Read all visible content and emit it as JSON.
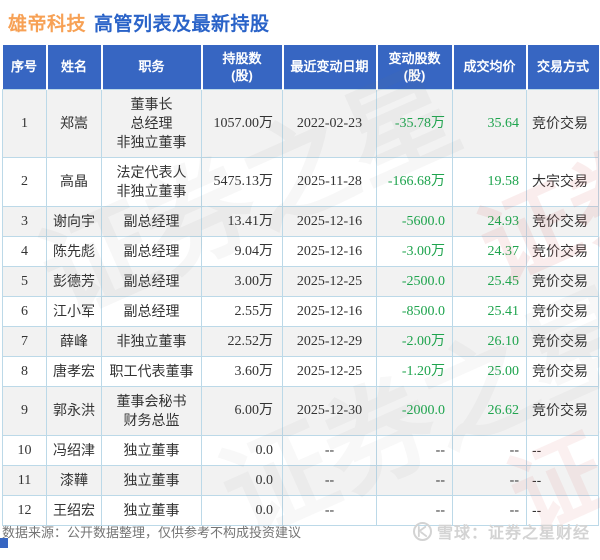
{
  "title": {
    "stock": "雄帝科技",
    "subtitle": "高管列表及最新持股"
  },
  "colors": {
    "stock_orange": "#f7a155",
    "title_blue": "#2a63c8",
    "header_bg": "#3766c2",
    "value_green": "#1fa44e",
    "row_alt_gray": "#f2f2f2",
    "grid_blue": "#bcd9e8"
  },
  "table": {
    "headers": [
      {
        "line1": "序号",
        "line2": ""
      },
      {
        "line1": "姓名",
        "line2": ""
      },
      {
        "line1": "职务",
        "line2": ""
      },
      {
        "line1": "持股数",
        "line2": "(股)"
      },
      {
        "line1": "最近变动日期",
        "line2": ""
      },
      {
        "line1": "变动股数",
        "line2": "(股)"
      },
      {
        "line1": "成交均价",
        "line2": ""
      },
      {
        "line1": "交易方式",
        "line2": ""
      }
    ],
    "rows": [
      {
        "seq": "1",
        "name": "郑嵩",
        "position": [
          "董事长",
          "总经理",
          "非独立董事"
        ],
        "holdings": "1057.00万",
        "date": "2022-02-23",
        "change": "-35.78万",
        "price": "35.64",
        "method": "竞价交易"
      },
      {
        "seq": "2",
        "name": "高晶",
        "position": [
          "法定代表人",
          "非独立董事"
        ],
        "holdings": "5475.13万",
        "date": "2025-11-28",
        "change": "-166.68万",
        "price": "19.58",
        "method": "大宗交易"
      },
      {
        "seq": "3",
        "name": "谢向宇",
        "position": [
          "副总经理"
        ],
        "holdings": "13.41万",
        "date": "2025-12-16",
        "change": "-5600.0",
        "price": "24.93",
        "method": "竞价交易"
      },
      {
        "seq": "4",
        "name": "陈先彪",
        "position": [
          "副总经理"
        ],
        "holdings": "9.04万",
        "date": "2025-12-16",
        "change": "-3.00万",
        "price": "24.37",
        "method": "竞价交易"
      },
      {
        "seq": "5",
        "name": "彭德芳",
        "position": [
          "副总经理"
        ],
        "holdings": "3.00万",
        "date": "2025-12-25",
        "change": "-2500.0",
        "price": "25.45",
        "method": "竞价交易"
      },
      {
        "seq": "6",
        "name": "江小军",
        "position": [
          "副总经理"
        ],
        "holdings": "2.55万",
        "date": "2025-12-16",
        "change": "-8500.0",
        "price": "25.41",
        "method": "竞价交易"
      },
      {
        "seq": "7",
        "name": "薛峰",
        "position": [
          "非独立董事"
        ],
        "holdings": "22.52万",
        "date": "2025-12-29",
        "change": "-2.00万",
        "price": "26.10",
        "method": "竞价交易"
      },
      {
        "seq": "8",
        "name": "唐孝宏",
        "position": [
          "职工代表董事"
        ],
        "holdings": "3.60万",
        "date": "2025-12-25",
        "change": "-1.20万",
        "price": "25.00",
        "method": "竞价交易"
      },
      {
        "seq": "9",
        "name": "郭永洪",
        "position": [
          "董事会秘书",
          "财务总监"
        ],
        "holdings": "6.00万",
        "date": "2025-12-30",
        "change": "-2000.0",
        "price": "26.62",
        "method": "竞价交易"
      },
      {
        "seq": "10",
        "name": "冯绍津",
        "position": [
          "独立董事"
        ],
        "holdings": "0.0",
        "date": "--",
        "change": "--",
        "price": "--",
        "method": "--"
      },
      {
        "seq": "11",
        "name": "漆鞾",
        "position": [
          "独立董事"
        ],
        "holdings": "0.0",
        "date": "--",
        "change": "--",
        "price": "--",
        "method": "--"
      },
      {
        "seq": "12",
        "name": "王绍宏",
        "position": [
          "独立董事"
        ],
        "holdings": "0.0",
        "date": "--",
        "change": "--",
        "price": "--",
        "method": "--"
      }
    ]
  },
  "footer": {
    "source_note": "数据来源：公开数据整理，仅供参考不构成投资建议",
    "brand": "雪球：证券之星财经",
    "brand_icon": "xueqiu-snowball-logo"
  },
  "watermark": {
    "text": "证券之星"
  }
}
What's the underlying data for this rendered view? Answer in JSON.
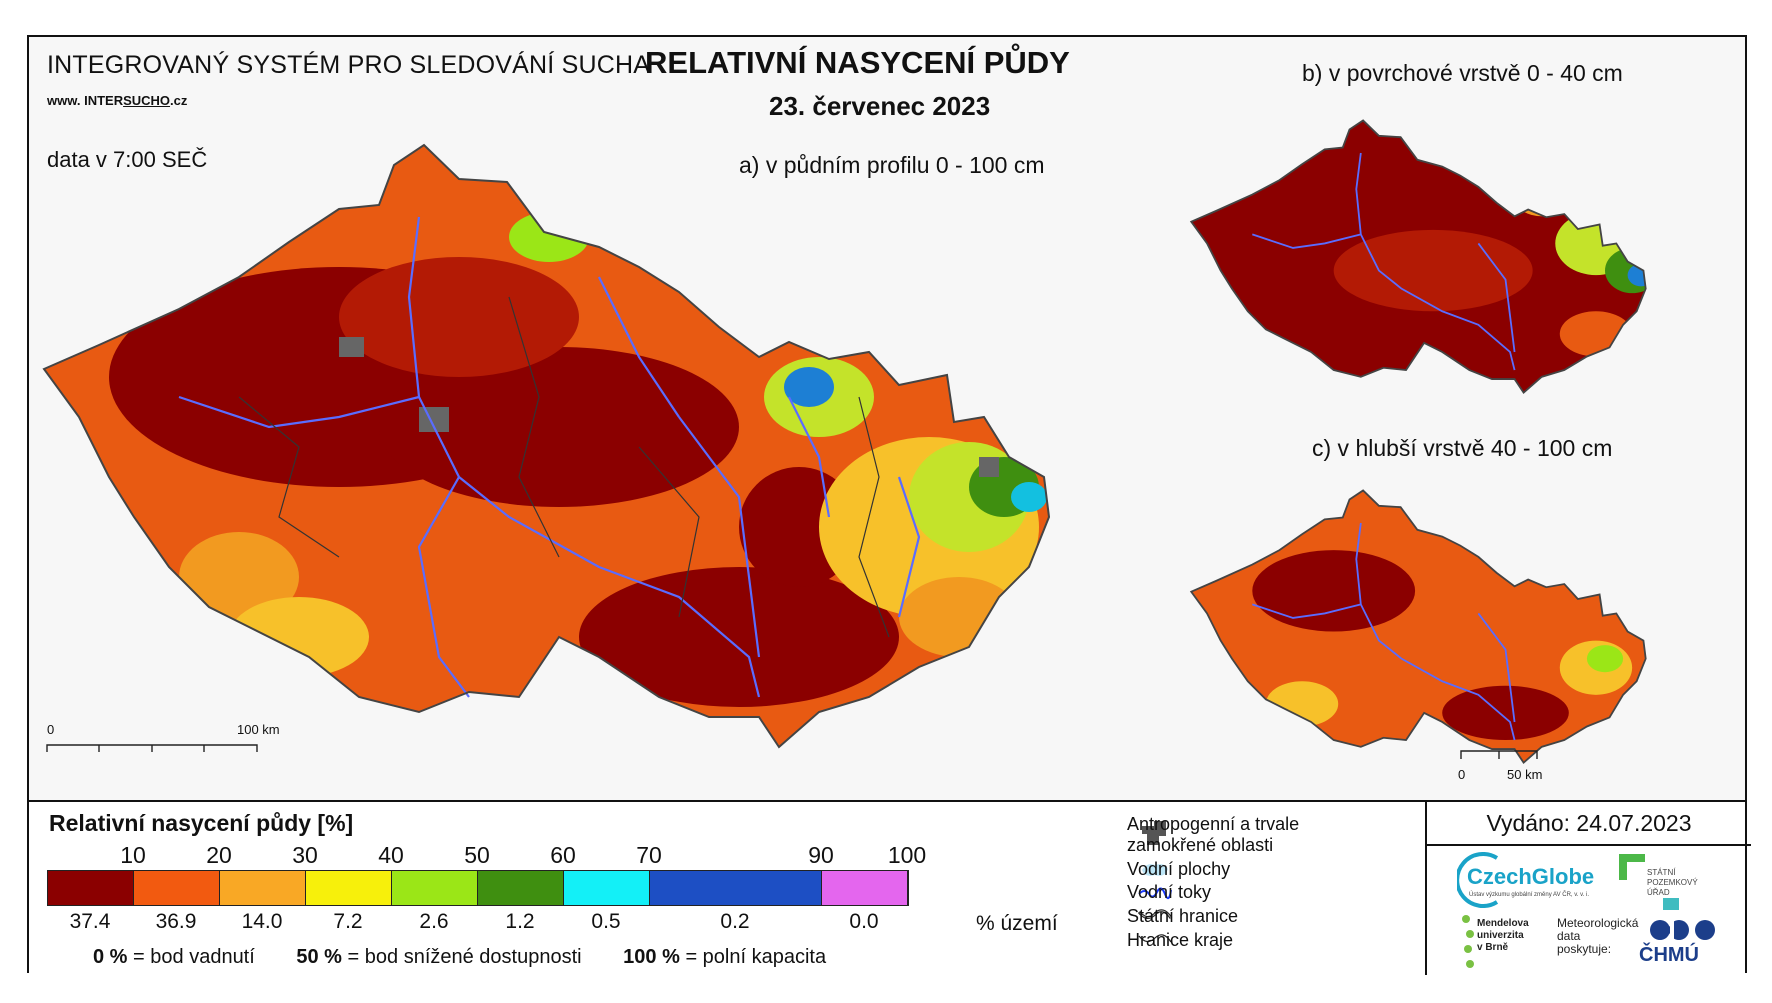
{
  "header": {
    "system_title": "INTEGROVANÝ SYSTÉM PRO SLEDOVÁNÍ SUCHA",
    "website_prefix": "www. INTER",
    "website_underlined": "SUCHO",
    "website_suffix": ".cz",
    "data_time": "data v 7:00 SEČ",
    "main_title": "RELATIVNÍ NASYCENÍ PŮDY",
    "date": "23. červenec 2023"
  },
  "maps": {
    "main_caption": "a) v půdním profilu 0 - 100 cm",
    "top_caption": "b) v povrchové vrstvě 0 - 40 cm",
    "bottom_caption": "c) v hlubší vrstvě 40 - 100 cm",
    "main_scale": {
      "start": "0",
      "end": "100 km"
    },
    "small_scale": {
      "start": "0",
      "end": "50 km"
    }
  },
  "legend": {
    "title": "Relativní nasycení půdy [%]",
    "thresholds": [
      "10",
      "20",
      "30",
      "40",
      "50",
      "60",
      "70",
      "90",
      "100"
    ],
    "classes": [
      {
        "color": "#8b0000",
        "percent": "37.4",
        "span": 10
      },
      {
        "color": "#f25a10",
        "percent": "36.9",
        "span": 10
      },
      {
        "color": "#f9a825",
        "percent": "14.0",
        "span": 10
      },
      {
        "color": "#f7f00b",
        "percent": "7.2",
        "span": 10
      },
      {
        "color": "#9be617",
        "percent": "2.6",
        "span": 10
      },
      {
        "color": "#3f8f10",
        "percent": "1.2",
        "span": 10
      },
      {
        "color": "#13f0f7",
        "percent": "0.5",
        "span": 10
      },
      {
        "color": "#1d4fc4",
        "percent": "0.2",
        "span": 20
      },
      {
        "color": "#e466ee",
        "percent": "0.0",
        "span": 10
      }
    ],
    "area_unit": "% území",
    "notes": [
      {
        "value": "0 %",
        "text": "= bod vadnutí"
      },
      {
        "value": "50 %",
        "text": "= bod snížené dostupnosti"
      },
      {
        "value": "100 %",
        "text": "= polní kapacita"
      }
    ]
  },
  "symbols": {
    "anthropogenic_line1": "Antropogenní a trvale",
    "anthropogenic_line2": "zamokřené oblasti",
    "water_bodies": "Vodní plochy",
    "water_streams": "Vodní toky",
    "state_border": "Státní hranice",
    "region_border": "Hranice kraje"
  },
  "issued": "Vydáno: 24.07.2023",
  "logos": {
    "czechglobe": "CzechGlobe",
    "czechglobe_sub": "Ústav výzkumu globální změny AV ČR, v. v. i.",
    "spu": [
      "STÁTNÍ",
      "POZEMKOVÝ",
      "ÚŘAD"
    ],
    "mendel": [
      "Mendelova",
      "univerzita",
      "v Brně"
    ],
    "met": [
      "Meteorologická",
      "data",
      "poskytuje:"
    ],
    "chmu": "ČHMÚ"
  }
}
_ _ _ _ _ _ _
» **Your task**:
Print every record above exactly as written, leaving out the pictures.

» **Solution to the problem**:
Read all visible content and emit it as JSON.
{
  "title": {
    "stock": "雄帝科技",
    "subtitle": "高管列表及最新持股"
  },
  "colors": {
    "stock_orange": "#f7a155",
    "title_blue": "#2a63c8",
    "header_bg": "#3766c2",
    "value_green": "#1fa44e",
    "row_alt_gray": "#f2f2f2",
    "grid_blue": "#bcd9e8"
  },
  "table": {
    "headers": [
      {
        "line1": "序号",
        "line2": ""
      },
      {
        "line1": "姓名",
        "line2": ""
      },
      {
        "line1": "职务",
        "line2": ""
      },
      {
        "line1": "持股数",
        "line2": "(股)"
      },
      {
        "line1": "最近变动日期",
        "line2": ""
      },
      {
        "line1": "变动股数",
        "line2": "(股)"
      },
      {
        "line1": "成交均价",
        "line2": ""
      },
      {
        "line1": "交易方式",
        "line2": ""
      }
    ],
    "rows": [
      {
        "seq": "1",
        "name": "郑嵩",
        "position": [
          "董事长",
          "总经理",
          "非独立董事"
        ],
        "holdings": "1057.00万",
        "date": "2022-02-23",
        "change": "-35.78万",
        "price": "35.64",
        "method": "竞价交易"
      },
      {
        "seq": "2",
        "name": "高晶",
        "position": [
          "法定代表人",
          "非独立董事"
        ],
        "holdings": "5475.13万",
        "date": "2025-11-28",
        "change": "-166.68万",
        "price": "19.58",
        "method": "大宗交易"
      },
      {
        "seq": "3",
        "name": "谢向宇",
        "position": [
          "副总经理"
        ],
        "holdings": "13.41万",
        "date": "2025-12-16",
        "change": "-5600.0",
        "price": "24.93",
        "method": "竞价交易"
      },
      {
        "seq": "4",
        "name": "陈先彪",
        "position": [
          "副总经理"
        ],
        "holdings": "9.04万",
        "date": "2025-12-16",
        "change": "-3.00万",
        "price": "24.37",
        "method": "竞价交易"
      },
      {
        "seq": "5",
        "name": "彭德芳",
        "position": [
          "副总经理"
        ],
        "holdings": "3.00万",
        "date": "2025-12-25",
        "change": "-2500.0",
        "price": "25.45",
        "method": "竞价交易"
      },
      {
        "seq": "6",
        "name": "江小军",
        "position": [
          "副总经理"
        ],
        "holdings": "2.55万",
        "date": "2025-12-16",
        "change": "-8500.0",
        "price": "25.41",
        "method": "竞价交易"
      },
      {
        "seq": "7",
        "name": "薛峰",
        "position": [
          "非独立董事"
        ],
        "holdings": "22.52万",
        "date": "2025-12-29",
        "change": "-2.00万",
        "price": "26.10",
        "method": "竞价交易"
      },
      {
        "seq": "8",
        "name": "唐孝宏",
        "position": [
          "职工代表董事"
        ],
        "holdings": "3.60万",
        "date": "2025-12-25",
        "change": "-1.20万",
        "price": "25.00",
        "method": "竞价交易"
      },
      {
        "seq": "9",
        "name": "郭永洪",
        "position": [
          "董事会秘书",
          "财务总监"
        ],
        "holdings": "6.00万",
        "date": "2025-12-30",
        "change": "-2000.0",
        "price": "26.62",
        "method": "竞价交易"
      },
      {
        "seq": "10",
        "name": "冯绍津",
        "position": [
          "独立董事"
        ],
        "holdings": "0.0",
        "date": "--",
        "change": "--",
        "price": "--",
        "method": "--"
      },
      {
        "seq": "11",
        "name": "漆鞾",
        "position": [
          "独立董事"
        ],
        "holdings": "0.0",
        "date": "--",
        "change": "--",
        "price": "--",
        "method": "--"
      },
      {
        "seq": "12",
        "name": "王绍宏",
        "position": [
          "独立董事"
        ],
        "holdings": "0.0",
        "date": "--",
        "change": "--",
        "price": "--",
        "method": "--"
      }
    ]
  },
  "footer": {
    "source_note": "数据来源：公开数据整理，仅供参考不构成投资建议",
    "brand": "雪球：证券之星财经",
    "brand_icon": "xueqiu-snowball-logo"
  },
  "watermark": {
    "text": "证券之星"
  }
}
What's the underlying data for this rendered view? Answer in JSON.
{
  "header": {
    "system_title": "INTEGROVANÝ SYSTÉM PRO SLEDOVÁNÍ SUCHA",
    "website_prefix": "www. INTER",
    "website_underlined": "SUCHO",
    "website_suffix": ".cz",
    "data_time": "data v 7:00 SEČ",
    "main_title": "RELATIVNÍ NASYCENÍ PŮDY",
    "date": "23. červenec 2023"
  },
  "maps": {
    "main_caption": "a) v půdním profilu 0 - 100 cm",
    "top_caption": "b) v povrchové vrstvě 0 - 40 cm",
    "bottom_caption": "c) v hlubší vrstvě 40 - 100 cm",
    "main_scale": {
      "start": "0",
      "end": "100 km"
    },
    "small_scale": {
      "start": "0",
      "end": "50 km"
    }
  },
  "legend": {
    "title": "Relativní nasycení půdy [%]",
    "thresholds": [
      "10",
      "20",
      "30",
      "40",
      "50",
      "60",
      "70",
      "90",
      "100"
    ],
    "classes": [
      {
        "color": "#8b0000",
        "percent": "37.4",
        "span": 10
      },
      {
        "color": "#f25a10",
        "percent": "36.9",
        "span": 10
      },
      {
        "color": "#f9a825",
        "percent": "14.0",
        "span": 10
      },
      {
        "color": "#f7f00b",
        "percent": "7.2",
        "span": 10
      },
      {
        "color": "#9be617",
        "percent": "2.6",
        "span": 10
      },
      {
        "color": "#3f8f10",
        "percent": "1.2",
        "span": 10
      },
      {
        "color": "#13f0f7",
        "percent": "0.5",
        "span": 10
      },
      {
        "color": "#1d4fc4",
        "percent": "0.2",
        "span": 20
      },
      {
        "color": "#e466ee",
        "percent": "0.0",
        "span": 10
      }
    ],
    "area_unit": "% území",
    "notes": [
      {
        "value": "0 %",
        "text": "= bod vadnutí"
      },
      {
        "value": "50 %",
        "text": "= bod snížené dostupnosti"
      },
      {
        "value": "100 %",
        "text": "= polní kapacita"
      }
    ]
  },
  "symbols": {
    "anthropogenic_line1": "Antropogenní a trvale",
    "anthropogenic_line2": "zamokřené oblasti",
    "water_bodies": "Vodní plochy",
    "water_streams": "Vodní toky",
    "state_border": "Státní hranice",
    "region_border": "Hranice kraje"
  },
  "issued": "Vydáno: 24.07.2023",
  "logos": {
    "czechglobe": "CzechGlobe",
    "czechglobe_sub": "Ústav výzkumu globální změny AV ČR, v. v. i.",
    "spu": [
      "STÁTNÍ",
      "POZEMKOVÝ",
      "ÚŘAD"
    ],
    "mendel": [
      "Mendelova",
      "univerzita",
      "v Brně"
    ],
    "met": [
      "Meteorologická",
      "data",
      "poskytuje:"
    ],
    "chmu": "ČHMÚ"
  }
}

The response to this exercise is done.